▶ SHORT PROBLEM: From the line containing "Transcribe the text in this document." through the last line of the entries below, repeat each line word for word and leave out the rest.

═════ INPUT DATA ═════

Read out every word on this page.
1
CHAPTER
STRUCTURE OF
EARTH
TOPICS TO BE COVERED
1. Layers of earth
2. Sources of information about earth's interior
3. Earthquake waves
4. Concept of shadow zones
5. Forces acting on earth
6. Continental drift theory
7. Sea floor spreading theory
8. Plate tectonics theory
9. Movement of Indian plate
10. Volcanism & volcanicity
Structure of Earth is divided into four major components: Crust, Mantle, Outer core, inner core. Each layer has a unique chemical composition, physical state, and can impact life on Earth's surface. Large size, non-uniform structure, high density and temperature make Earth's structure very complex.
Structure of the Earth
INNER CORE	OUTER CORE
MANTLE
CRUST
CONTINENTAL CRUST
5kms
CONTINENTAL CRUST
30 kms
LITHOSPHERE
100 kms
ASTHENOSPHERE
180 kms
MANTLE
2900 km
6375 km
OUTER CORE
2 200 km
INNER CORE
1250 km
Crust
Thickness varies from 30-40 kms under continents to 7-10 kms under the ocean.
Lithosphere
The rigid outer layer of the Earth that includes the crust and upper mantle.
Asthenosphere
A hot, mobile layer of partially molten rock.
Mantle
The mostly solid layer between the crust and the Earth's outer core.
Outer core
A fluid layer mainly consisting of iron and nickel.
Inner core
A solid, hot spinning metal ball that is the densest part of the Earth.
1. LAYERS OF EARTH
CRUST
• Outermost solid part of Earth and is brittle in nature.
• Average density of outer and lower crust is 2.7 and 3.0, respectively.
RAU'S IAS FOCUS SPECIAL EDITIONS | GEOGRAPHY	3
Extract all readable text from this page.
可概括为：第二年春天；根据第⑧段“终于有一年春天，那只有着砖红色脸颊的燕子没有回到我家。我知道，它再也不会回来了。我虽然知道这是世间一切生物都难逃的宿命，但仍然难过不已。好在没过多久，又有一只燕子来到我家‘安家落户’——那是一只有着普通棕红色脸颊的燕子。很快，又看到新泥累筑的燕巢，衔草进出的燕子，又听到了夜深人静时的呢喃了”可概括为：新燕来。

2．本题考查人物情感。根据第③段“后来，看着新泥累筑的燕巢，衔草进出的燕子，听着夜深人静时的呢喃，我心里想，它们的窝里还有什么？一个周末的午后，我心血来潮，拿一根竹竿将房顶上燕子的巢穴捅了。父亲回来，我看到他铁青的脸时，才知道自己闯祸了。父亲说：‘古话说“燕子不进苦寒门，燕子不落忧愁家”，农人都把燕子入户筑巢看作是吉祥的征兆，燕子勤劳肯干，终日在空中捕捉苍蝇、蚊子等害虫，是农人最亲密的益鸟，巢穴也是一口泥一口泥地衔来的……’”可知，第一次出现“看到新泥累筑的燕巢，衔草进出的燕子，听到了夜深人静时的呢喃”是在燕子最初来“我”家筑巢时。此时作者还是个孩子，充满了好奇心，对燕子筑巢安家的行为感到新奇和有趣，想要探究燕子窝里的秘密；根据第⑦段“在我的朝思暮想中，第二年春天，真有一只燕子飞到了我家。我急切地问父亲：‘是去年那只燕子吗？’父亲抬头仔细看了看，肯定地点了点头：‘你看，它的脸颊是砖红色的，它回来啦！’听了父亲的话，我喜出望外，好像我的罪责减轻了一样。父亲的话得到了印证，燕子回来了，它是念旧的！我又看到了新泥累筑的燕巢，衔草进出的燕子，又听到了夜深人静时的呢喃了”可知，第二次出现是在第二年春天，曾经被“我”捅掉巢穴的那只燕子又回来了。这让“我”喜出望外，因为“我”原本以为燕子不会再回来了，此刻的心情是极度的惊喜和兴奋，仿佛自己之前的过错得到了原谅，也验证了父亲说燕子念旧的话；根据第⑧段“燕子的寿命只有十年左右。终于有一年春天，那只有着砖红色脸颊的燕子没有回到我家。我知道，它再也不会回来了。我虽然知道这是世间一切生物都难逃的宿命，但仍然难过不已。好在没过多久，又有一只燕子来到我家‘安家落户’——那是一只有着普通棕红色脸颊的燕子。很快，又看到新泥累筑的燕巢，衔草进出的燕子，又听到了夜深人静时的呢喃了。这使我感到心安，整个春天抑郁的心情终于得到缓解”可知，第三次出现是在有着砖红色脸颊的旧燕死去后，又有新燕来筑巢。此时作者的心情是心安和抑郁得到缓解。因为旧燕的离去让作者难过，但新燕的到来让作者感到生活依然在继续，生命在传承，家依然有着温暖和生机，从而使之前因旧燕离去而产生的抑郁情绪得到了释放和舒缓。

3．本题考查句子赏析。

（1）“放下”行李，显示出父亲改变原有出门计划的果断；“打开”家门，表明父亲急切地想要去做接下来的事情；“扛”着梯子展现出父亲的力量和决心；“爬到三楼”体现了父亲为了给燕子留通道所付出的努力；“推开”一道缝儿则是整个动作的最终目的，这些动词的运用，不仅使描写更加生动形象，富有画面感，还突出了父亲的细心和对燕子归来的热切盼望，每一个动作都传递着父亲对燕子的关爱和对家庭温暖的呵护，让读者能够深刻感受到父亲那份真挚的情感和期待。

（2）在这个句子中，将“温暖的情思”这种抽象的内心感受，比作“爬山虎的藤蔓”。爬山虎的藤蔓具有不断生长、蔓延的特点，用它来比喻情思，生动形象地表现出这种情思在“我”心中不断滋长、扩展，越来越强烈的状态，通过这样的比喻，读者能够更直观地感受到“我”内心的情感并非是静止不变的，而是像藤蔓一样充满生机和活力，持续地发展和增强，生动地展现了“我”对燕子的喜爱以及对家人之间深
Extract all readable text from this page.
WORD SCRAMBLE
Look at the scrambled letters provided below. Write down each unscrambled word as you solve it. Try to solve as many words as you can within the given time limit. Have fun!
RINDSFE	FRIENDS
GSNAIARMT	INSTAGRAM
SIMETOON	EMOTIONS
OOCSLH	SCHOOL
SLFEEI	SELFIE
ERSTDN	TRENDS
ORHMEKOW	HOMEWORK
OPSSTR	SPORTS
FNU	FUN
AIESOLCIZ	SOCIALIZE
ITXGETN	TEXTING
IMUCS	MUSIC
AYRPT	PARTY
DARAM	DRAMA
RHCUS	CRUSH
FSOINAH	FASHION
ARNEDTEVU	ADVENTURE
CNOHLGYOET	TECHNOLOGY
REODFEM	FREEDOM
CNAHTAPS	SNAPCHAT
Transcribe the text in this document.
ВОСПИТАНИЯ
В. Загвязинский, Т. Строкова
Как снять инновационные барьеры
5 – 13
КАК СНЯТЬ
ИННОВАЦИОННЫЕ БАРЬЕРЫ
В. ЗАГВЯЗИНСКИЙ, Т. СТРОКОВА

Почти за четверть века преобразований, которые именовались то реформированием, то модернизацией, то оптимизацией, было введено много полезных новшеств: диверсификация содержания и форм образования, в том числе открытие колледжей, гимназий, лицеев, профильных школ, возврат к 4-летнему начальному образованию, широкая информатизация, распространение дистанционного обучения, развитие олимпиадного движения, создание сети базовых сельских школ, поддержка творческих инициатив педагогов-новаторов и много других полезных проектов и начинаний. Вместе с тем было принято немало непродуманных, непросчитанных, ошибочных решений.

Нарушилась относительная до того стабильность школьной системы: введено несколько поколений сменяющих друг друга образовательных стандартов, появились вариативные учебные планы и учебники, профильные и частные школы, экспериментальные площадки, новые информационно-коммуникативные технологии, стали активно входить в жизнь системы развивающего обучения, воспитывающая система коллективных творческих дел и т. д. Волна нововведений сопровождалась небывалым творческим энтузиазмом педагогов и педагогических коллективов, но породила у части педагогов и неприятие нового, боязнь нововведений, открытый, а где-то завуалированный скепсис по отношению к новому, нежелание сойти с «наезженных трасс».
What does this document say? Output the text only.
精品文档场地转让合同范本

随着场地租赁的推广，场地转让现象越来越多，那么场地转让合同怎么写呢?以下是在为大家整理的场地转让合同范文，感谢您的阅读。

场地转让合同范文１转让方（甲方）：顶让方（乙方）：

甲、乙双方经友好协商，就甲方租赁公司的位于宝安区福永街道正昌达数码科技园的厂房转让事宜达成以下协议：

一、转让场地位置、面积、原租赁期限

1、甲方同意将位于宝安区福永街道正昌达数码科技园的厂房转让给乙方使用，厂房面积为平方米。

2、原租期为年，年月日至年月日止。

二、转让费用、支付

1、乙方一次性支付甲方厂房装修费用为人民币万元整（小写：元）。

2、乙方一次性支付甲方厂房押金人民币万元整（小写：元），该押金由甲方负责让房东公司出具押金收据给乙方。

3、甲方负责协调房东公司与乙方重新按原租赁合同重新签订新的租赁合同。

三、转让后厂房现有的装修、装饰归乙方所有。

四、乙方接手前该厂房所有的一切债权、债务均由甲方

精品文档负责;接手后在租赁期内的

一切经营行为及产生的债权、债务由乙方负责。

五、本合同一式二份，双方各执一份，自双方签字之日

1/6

═════

▶ SOLUTION TO THIS PROBLEM:
Transcribe the text in this document.
ВОСПИТАНИЯ
В. Загвязинский, Т. Строкова
Как снять инновационные барьеры
5 – 13
КАК СНЯТЬ
ИННОВАЦИОННЫЕ БАРЬЕРЫ
В. ЗАГВЯЗИНСКИЙ, Т. СТРОКОВА

Почти за четверть века преобразований, которые именовались то реформированием, то модернизацией, то оптимизацией, было введено много полезных новшеств: диверсификация содержания и форм образования, в том числе открытие колледжей, гимназий, лицеев, профильных школ, возврат к 4-летнему начальному образованию, широкая информатизация, распространение дистанционного обучения, развитие олимпиадного движения, создание сети базовых сельских школ, поддержка творческих инициатив педагогов-новаторов и много других полезных проектов и начинаний. Вместе с тем было принято немало непродуманных, непросчитанных, ошибочных решений.

Нарушилась относительная до того стабильность школьной системы: введено несколько поколений сменяющих друг друга образовательных стандартов, появились вариативные учебные планы и учебники, профильные и частные школы, экспериментальные площадки, новые информационно-коммуникативные технологии, стали активно входить в жизнь системы развивающего обучения, воспитывающая система коллективных творческих дел и т. д. Волна нововведений сопровождалась небывалым творческим энтузиазмом педагогов и педагогических коллективов, но породила у части педагогов и неприятие нового, боязнь нововведений, открытый, а где-то завуалированный скепсис по отношению к новому, нежелание сойти с «наезженных трасс».
What does this document say? Output the text only.
精品文档场地转让合同范本

随着场地租赁的推广，场地转让现象越来越多，那么场地转让合同怎么写呢?以下是在为大家整理的场地转让合同范文，感谢您的阅读。

场地转让合同范文１转让方（甲方）：顶让方（乙方）：

甲、乙双方经友好协商，就甲方租赁公司的位于宝安区福永街道正昌达数码科技园的厂房转让事宜达成以下协议：

一、转让场地位置、面积、原租赁期限

1、甲方同意将位于宝安区福永街道正昌达数码科技园的厂房转让给乙方使用，厂房面积为平方米。

2、原租期为年，年月日至年月日止。

二、转让费用、支付

1、乙方一次性支付甲方厂房装修费用为人民币万元整（小写：元）。

2、乙方一次性支付甲方厂房押金人民币万元整（小写：元），该押金由甲方负责让房东公司出具押金收据给乙方。

3、甲方负责协调房东公司与乙方重新按原租赁合同重新签订新的租赁合同。

三、转让后厂房现有的装修、装饰归乙方所有。

四、乙方接手前该厂房所有的一切债权、债务均由甲方

精品文档负责;接手后在租赁期内的

一切经营行为及产生的债权、债务由乙方负责。

五、本合同一式二份，双方各执一份，自双方签字之日

1/6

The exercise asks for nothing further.